- [Data extract]

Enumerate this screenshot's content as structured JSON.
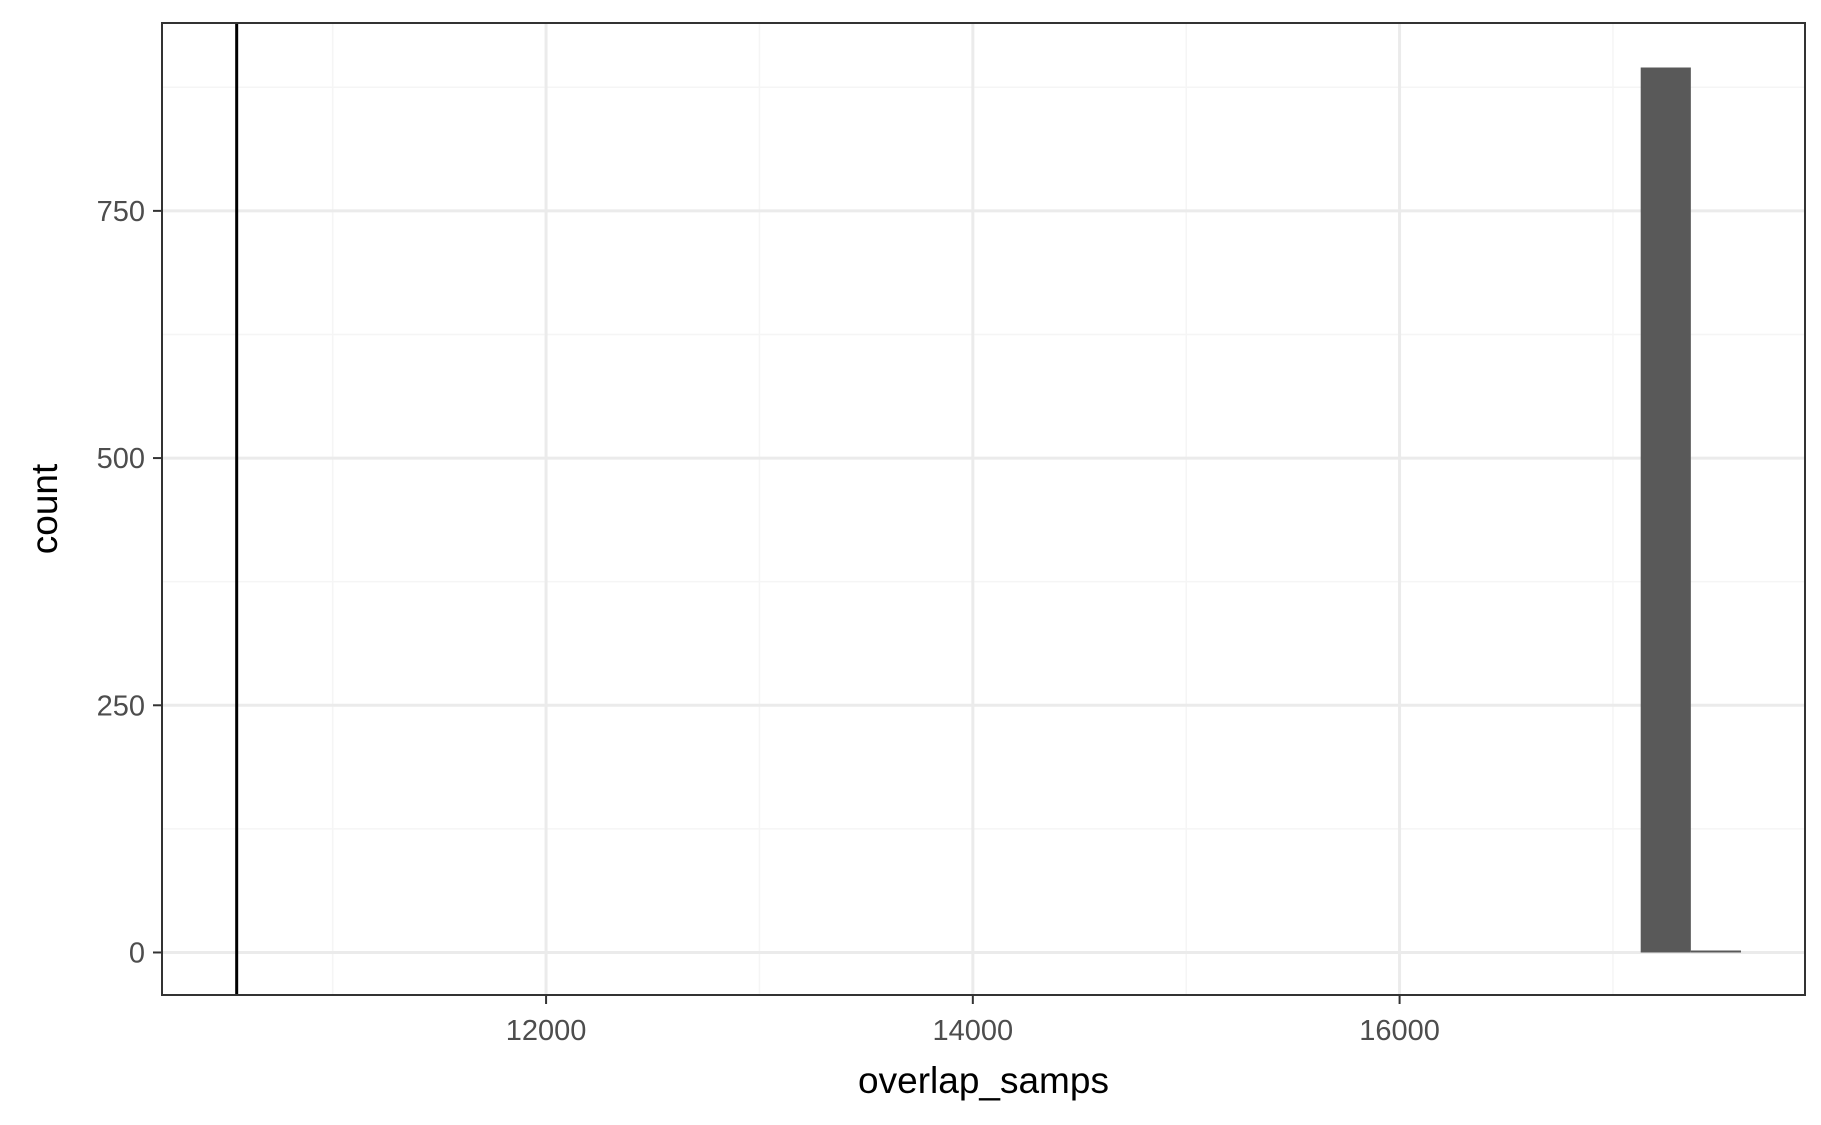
{
  "chart_data": {
    "type": "bar",
    "subtype": "histogram",
    "title": "",
    "xlabel": "overlap_samps",
    "ylabel": "count",
    "xlim": [
      10200,
      17900
    ],
    "ylim": [
      -43,
      940
    ],
    "x_ticks": [
      12000,
      14000,
      16000
    ],
    "x_minor_ticks": [
      11000,
      13000,
      15000,
      17000
    ],
    "y_ticks": [
      0,
      250,
      500,
      750
    ],
    "y_minor_ticks": [
      125,
      375,
      625,
      875
    ],
    "bins": [
      {
        "x_start": 17130,
        "x_end": 17365,
        "count": 895
      },
      {
        "x_start": 17365,
        "x_end": 17600,
        "count": 2
      }
    ],
    "vline": {
      "x": 10550
    },
    "grid": true,
    "legend": "none",
    "colors": {
      "bar": "#595959",
      "panel_background": "#ffffff",
      "grid_major": "#ebebeb",
      "grid_minor": "#f5f5f5",
      "border": "#333333",
      "vline": "#000000",
      "tick_label": "#4d4d4d",
      "axis_title": "#000000"
    }
  }
}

- [Given instruction]
Go through the listing above and write it all out exactly, leaving out any picture.

- [Written reply]
Enumerate this screenshot's content as structured JSON.
{
  "chart_data": {
    "type": "bar",
    "subtype": "histogram",
    "title": "",
    "xlabel": "overlap_samps",
    "ylabel": "count",
    "xlim": [
      10200,
      17900
    ],
    "ylim": [
      -43,
      940
    ],
    "x_ticks": [
      12000,
      14000,
      16000
    ],
    "x_minor_ticks": [
      11000,
      13000,
      15000,
      17000
    ],
    "y_ticks": [
      0,
      250,
      500,
      750
    ],
    "y_minor_ticks": [
      125,
      375,
      625,
      875
    ],
    "bins": [
      {
        "x_start": 17130,
        "x_end": 17365,
        "count": 895
      },
      {
        "x_start": 17365,
        "x_end": 17600,
        "count": 2
      }
    ],
    "vline": {
      "x": 10550
    },
    "grid": true,
    "legend": "none",
    "colors": {
      "bar": "#595959",
      "panel_background": "#ffffff",
      "grid_major": "#ebebeb",
      "grid_minor": "#f5f5f5",
      "border": "#333333",
      "vline": "#000000",
      "tick_label": "#4d4d4d",
      "axis_title": "#000000"
    }
  }
}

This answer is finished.